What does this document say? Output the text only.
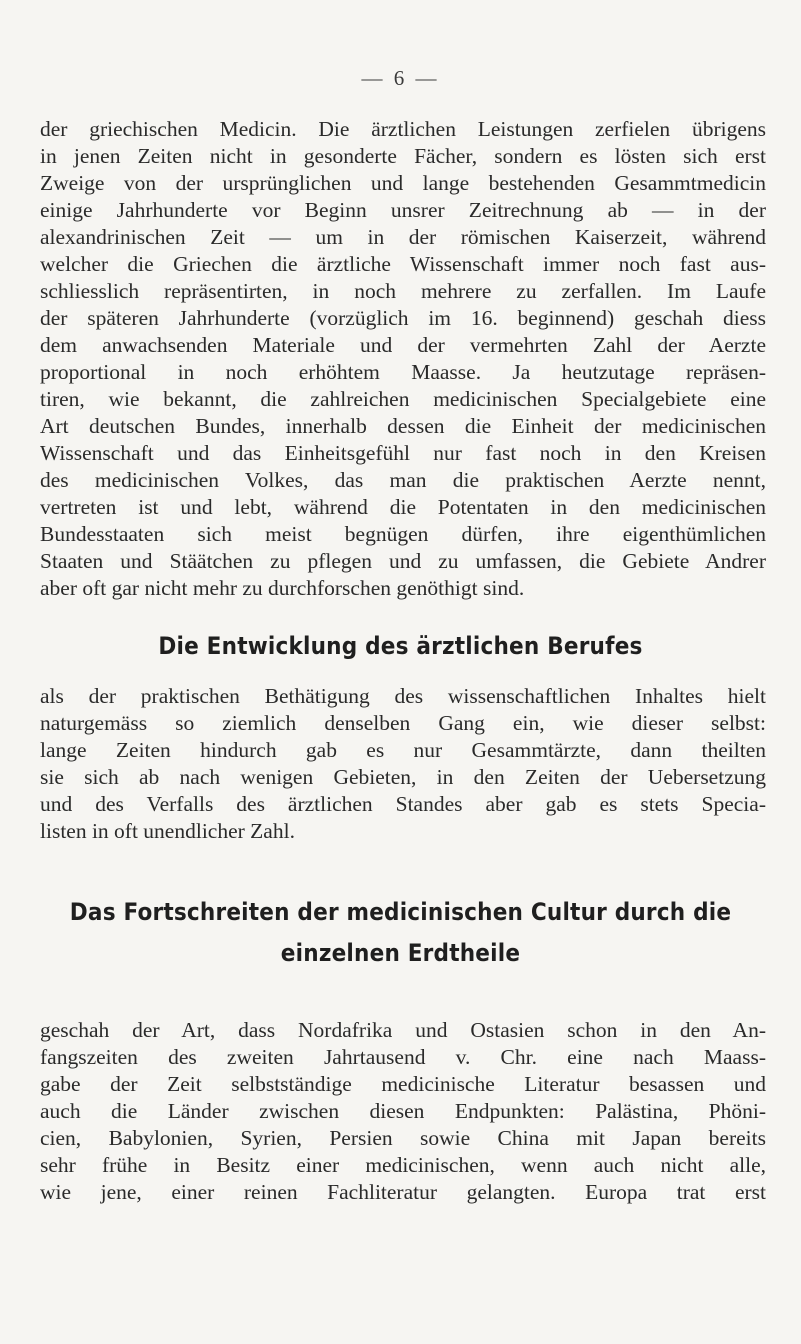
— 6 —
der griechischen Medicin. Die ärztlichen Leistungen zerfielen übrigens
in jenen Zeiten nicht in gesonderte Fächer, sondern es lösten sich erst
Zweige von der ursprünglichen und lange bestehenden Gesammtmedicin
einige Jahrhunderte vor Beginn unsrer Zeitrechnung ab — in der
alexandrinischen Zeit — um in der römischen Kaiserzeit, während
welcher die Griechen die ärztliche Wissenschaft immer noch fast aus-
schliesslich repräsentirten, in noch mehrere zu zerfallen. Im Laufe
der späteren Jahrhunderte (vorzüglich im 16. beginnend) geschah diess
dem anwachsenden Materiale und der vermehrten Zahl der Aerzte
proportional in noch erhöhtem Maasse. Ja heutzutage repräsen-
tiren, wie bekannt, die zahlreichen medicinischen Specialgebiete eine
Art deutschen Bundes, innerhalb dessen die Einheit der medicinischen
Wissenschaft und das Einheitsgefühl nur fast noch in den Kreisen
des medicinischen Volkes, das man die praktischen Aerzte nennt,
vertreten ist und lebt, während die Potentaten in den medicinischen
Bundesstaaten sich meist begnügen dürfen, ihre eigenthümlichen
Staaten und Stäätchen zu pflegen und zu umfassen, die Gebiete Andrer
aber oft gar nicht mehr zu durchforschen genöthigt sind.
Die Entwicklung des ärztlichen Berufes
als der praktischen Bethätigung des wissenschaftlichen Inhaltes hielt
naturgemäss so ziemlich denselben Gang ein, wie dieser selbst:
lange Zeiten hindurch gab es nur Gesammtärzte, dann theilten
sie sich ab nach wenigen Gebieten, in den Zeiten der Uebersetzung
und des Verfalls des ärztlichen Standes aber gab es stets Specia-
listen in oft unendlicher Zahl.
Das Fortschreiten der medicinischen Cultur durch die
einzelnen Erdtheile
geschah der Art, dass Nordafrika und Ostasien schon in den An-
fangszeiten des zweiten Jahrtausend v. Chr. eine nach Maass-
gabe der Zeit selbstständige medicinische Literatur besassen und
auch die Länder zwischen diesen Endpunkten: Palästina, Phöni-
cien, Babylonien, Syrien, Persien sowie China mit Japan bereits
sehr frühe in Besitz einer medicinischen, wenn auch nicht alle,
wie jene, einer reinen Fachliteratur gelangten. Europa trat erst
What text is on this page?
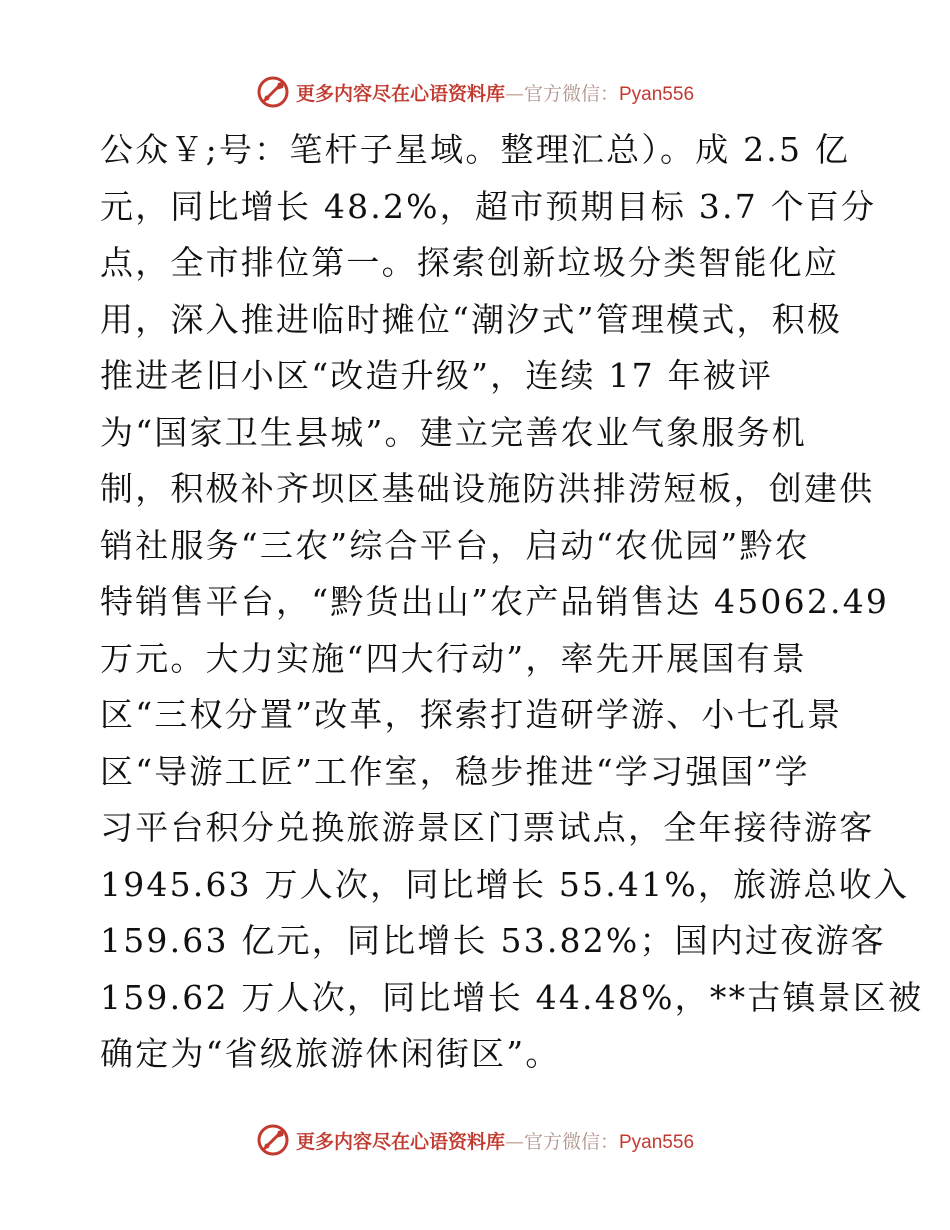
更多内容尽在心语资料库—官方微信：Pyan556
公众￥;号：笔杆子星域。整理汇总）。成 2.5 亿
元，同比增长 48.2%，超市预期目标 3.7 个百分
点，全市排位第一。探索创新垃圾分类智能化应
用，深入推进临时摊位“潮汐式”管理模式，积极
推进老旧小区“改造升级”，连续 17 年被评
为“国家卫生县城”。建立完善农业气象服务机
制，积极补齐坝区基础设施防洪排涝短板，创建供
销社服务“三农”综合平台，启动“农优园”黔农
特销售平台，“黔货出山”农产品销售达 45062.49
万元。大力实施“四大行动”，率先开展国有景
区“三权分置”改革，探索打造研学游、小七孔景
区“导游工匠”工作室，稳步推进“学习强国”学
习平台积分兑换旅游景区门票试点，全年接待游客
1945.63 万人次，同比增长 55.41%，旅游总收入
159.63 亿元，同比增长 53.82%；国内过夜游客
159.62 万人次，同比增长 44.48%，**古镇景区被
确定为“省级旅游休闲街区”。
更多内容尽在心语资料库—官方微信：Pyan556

==

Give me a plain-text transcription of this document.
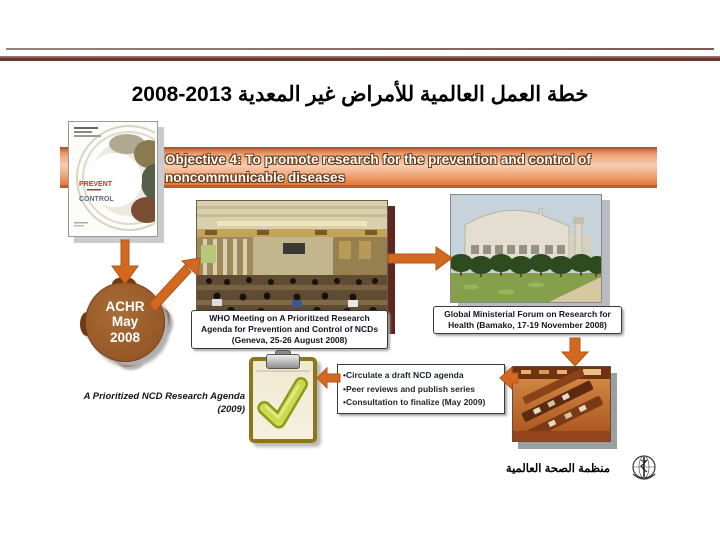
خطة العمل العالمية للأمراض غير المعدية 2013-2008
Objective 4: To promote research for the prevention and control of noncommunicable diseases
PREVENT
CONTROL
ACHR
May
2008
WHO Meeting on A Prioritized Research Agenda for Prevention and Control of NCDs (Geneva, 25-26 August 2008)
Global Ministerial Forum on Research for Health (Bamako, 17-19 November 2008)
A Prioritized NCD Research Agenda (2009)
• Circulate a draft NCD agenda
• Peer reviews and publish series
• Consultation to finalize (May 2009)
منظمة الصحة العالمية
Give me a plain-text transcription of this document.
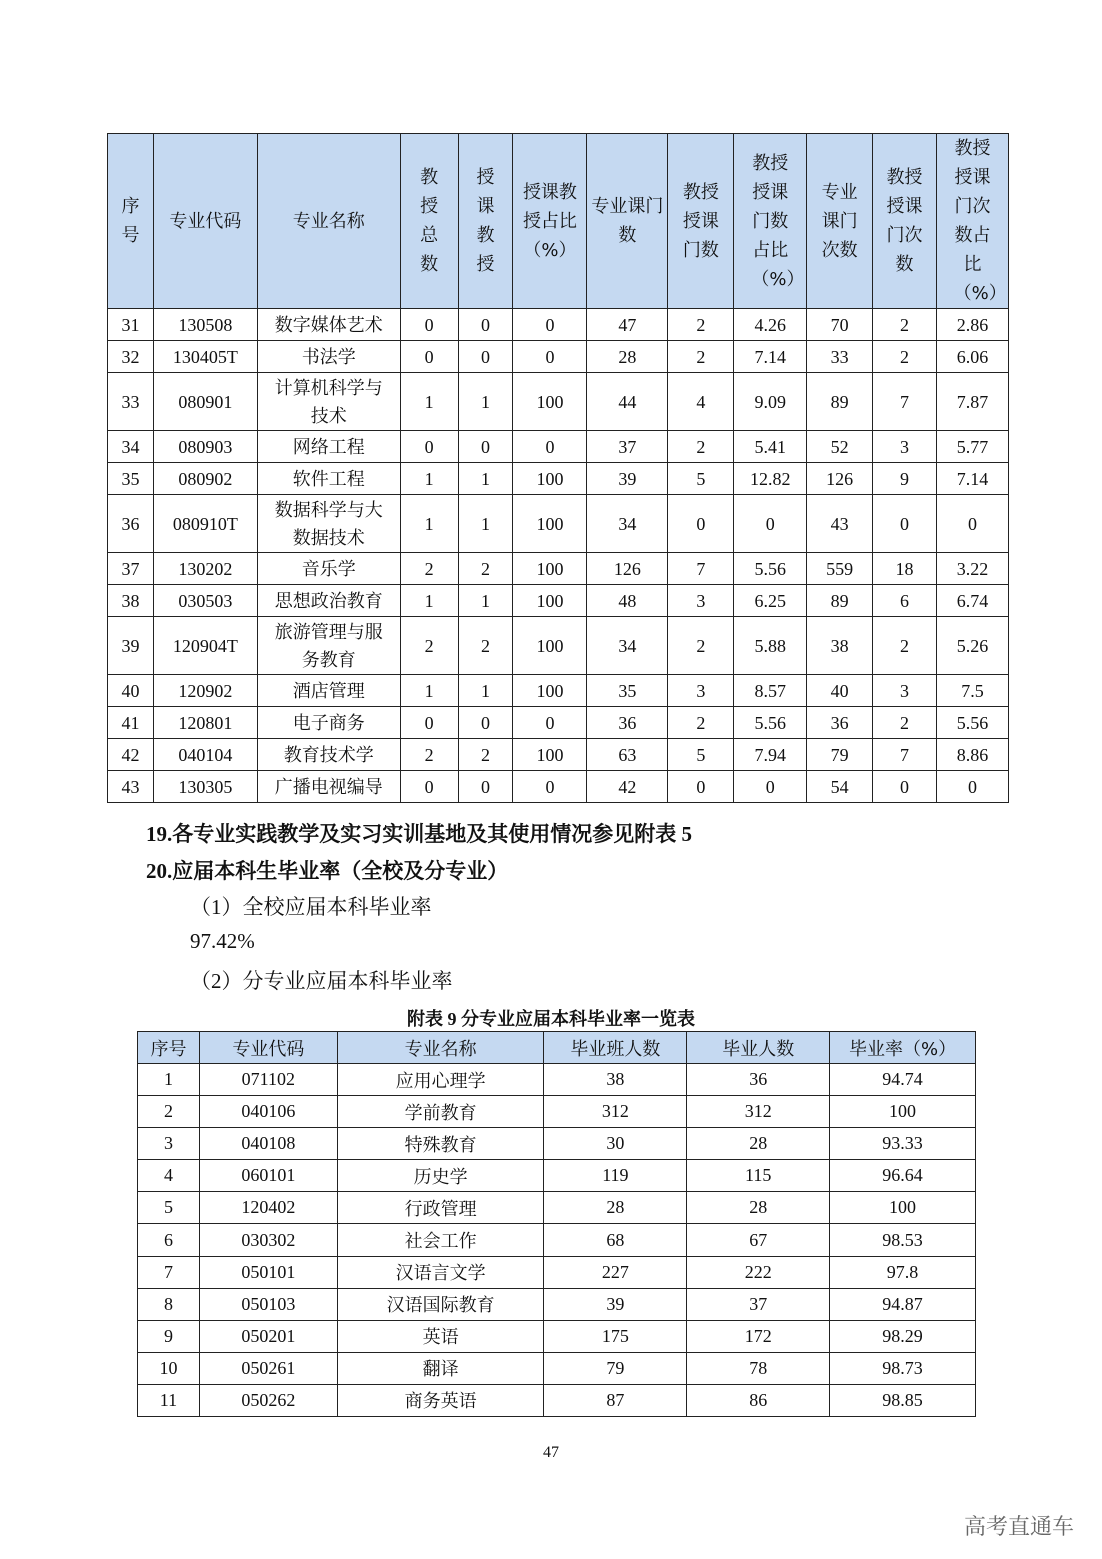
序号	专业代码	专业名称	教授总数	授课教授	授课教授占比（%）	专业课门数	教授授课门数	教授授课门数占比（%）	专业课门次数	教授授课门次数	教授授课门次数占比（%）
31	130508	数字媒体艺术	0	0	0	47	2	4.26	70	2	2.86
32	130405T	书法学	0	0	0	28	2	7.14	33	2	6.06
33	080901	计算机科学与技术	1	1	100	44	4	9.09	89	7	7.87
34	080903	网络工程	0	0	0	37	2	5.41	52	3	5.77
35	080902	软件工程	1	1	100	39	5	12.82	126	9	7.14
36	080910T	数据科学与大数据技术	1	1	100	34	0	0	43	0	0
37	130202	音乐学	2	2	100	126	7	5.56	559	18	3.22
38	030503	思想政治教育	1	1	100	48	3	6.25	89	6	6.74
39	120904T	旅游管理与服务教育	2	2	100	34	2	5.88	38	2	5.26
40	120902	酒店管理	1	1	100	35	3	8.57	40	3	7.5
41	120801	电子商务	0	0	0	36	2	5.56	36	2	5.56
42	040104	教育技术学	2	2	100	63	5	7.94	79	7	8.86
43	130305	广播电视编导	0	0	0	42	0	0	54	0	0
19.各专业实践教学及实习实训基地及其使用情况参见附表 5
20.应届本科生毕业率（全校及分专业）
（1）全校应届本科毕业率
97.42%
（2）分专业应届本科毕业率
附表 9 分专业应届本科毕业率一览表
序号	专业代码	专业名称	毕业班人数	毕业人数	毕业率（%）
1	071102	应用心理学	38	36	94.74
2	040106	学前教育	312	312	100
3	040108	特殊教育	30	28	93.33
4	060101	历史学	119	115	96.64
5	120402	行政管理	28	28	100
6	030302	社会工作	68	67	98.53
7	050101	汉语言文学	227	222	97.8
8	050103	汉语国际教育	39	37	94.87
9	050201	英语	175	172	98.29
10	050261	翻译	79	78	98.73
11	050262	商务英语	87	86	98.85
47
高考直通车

...

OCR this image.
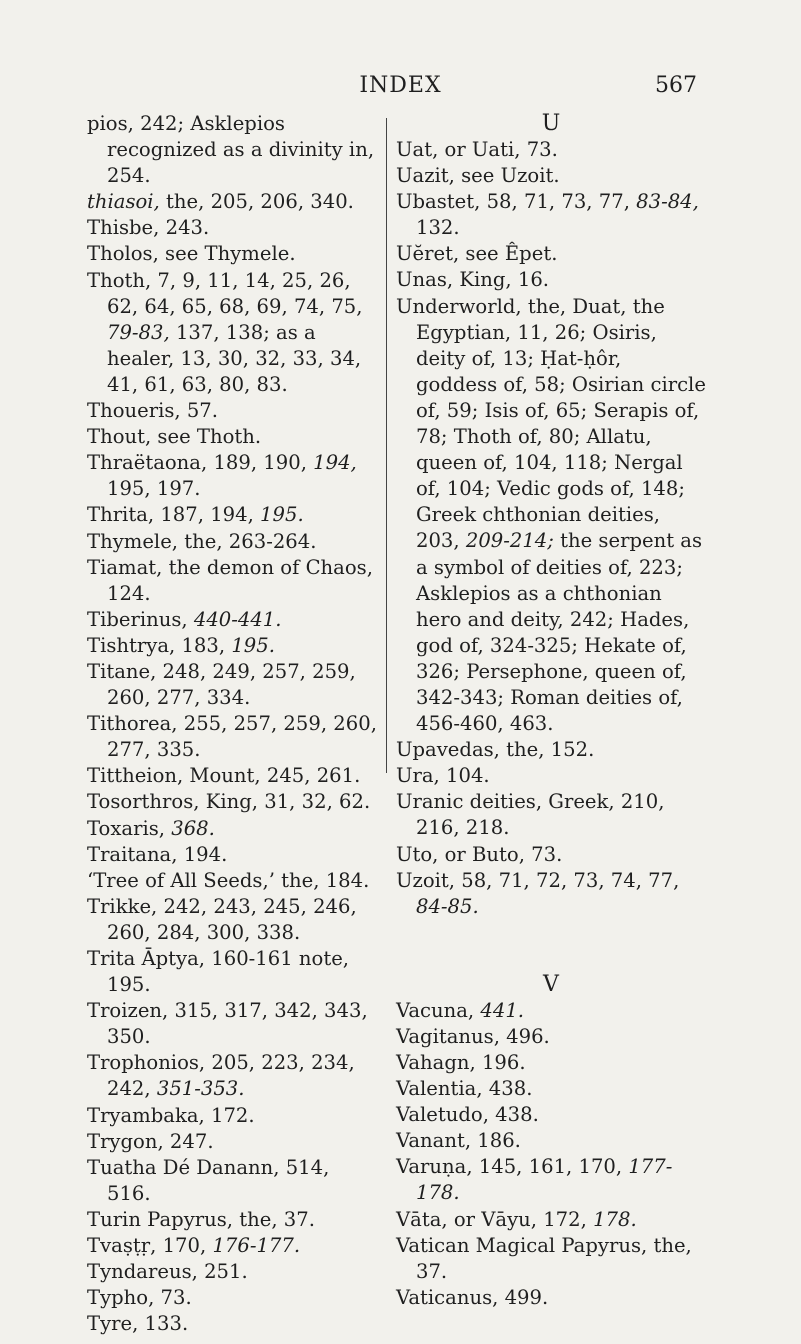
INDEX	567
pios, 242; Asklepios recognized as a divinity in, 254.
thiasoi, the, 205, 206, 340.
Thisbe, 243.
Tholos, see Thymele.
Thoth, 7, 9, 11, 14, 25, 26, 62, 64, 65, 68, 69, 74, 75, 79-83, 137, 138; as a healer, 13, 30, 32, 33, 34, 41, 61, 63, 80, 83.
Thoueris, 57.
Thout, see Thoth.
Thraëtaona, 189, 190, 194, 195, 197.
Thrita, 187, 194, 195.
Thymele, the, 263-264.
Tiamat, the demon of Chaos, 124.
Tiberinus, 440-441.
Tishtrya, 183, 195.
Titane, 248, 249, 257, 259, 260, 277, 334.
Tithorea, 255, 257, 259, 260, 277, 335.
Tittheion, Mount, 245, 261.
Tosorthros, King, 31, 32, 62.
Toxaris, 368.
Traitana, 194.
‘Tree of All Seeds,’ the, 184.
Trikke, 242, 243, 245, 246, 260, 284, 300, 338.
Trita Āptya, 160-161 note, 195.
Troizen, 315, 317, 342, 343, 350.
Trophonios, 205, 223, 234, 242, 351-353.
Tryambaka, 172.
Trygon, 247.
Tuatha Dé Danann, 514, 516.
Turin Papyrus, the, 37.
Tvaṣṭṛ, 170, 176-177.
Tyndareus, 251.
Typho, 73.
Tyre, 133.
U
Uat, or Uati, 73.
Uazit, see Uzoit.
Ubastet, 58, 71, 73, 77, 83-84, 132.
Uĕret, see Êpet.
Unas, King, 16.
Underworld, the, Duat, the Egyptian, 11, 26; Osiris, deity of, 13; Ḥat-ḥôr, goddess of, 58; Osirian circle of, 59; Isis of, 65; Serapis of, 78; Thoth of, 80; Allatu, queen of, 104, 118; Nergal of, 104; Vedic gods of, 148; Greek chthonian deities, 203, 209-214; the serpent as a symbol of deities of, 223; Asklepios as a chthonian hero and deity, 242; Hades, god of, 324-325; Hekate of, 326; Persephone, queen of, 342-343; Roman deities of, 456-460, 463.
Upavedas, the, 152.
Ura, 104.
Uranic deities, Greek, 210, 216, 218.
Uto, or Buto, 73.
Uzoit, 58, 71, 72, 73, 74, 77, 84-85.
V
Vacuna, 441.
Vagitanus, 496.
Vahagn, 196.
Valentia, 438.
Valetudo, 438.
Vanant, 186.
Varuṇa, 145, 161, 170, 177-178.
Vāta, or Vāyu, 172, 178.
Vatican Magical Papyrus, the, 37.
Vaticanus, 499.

**Set exercise**
Your task is to gather every line with the word "fast" and copy it.

**Task answer**
welcher die Griechen die ärztliche Wissenschaft immer noch fast aus-
Wissenschaft und das Einheitsgefühl nur fast noch in den Kreisen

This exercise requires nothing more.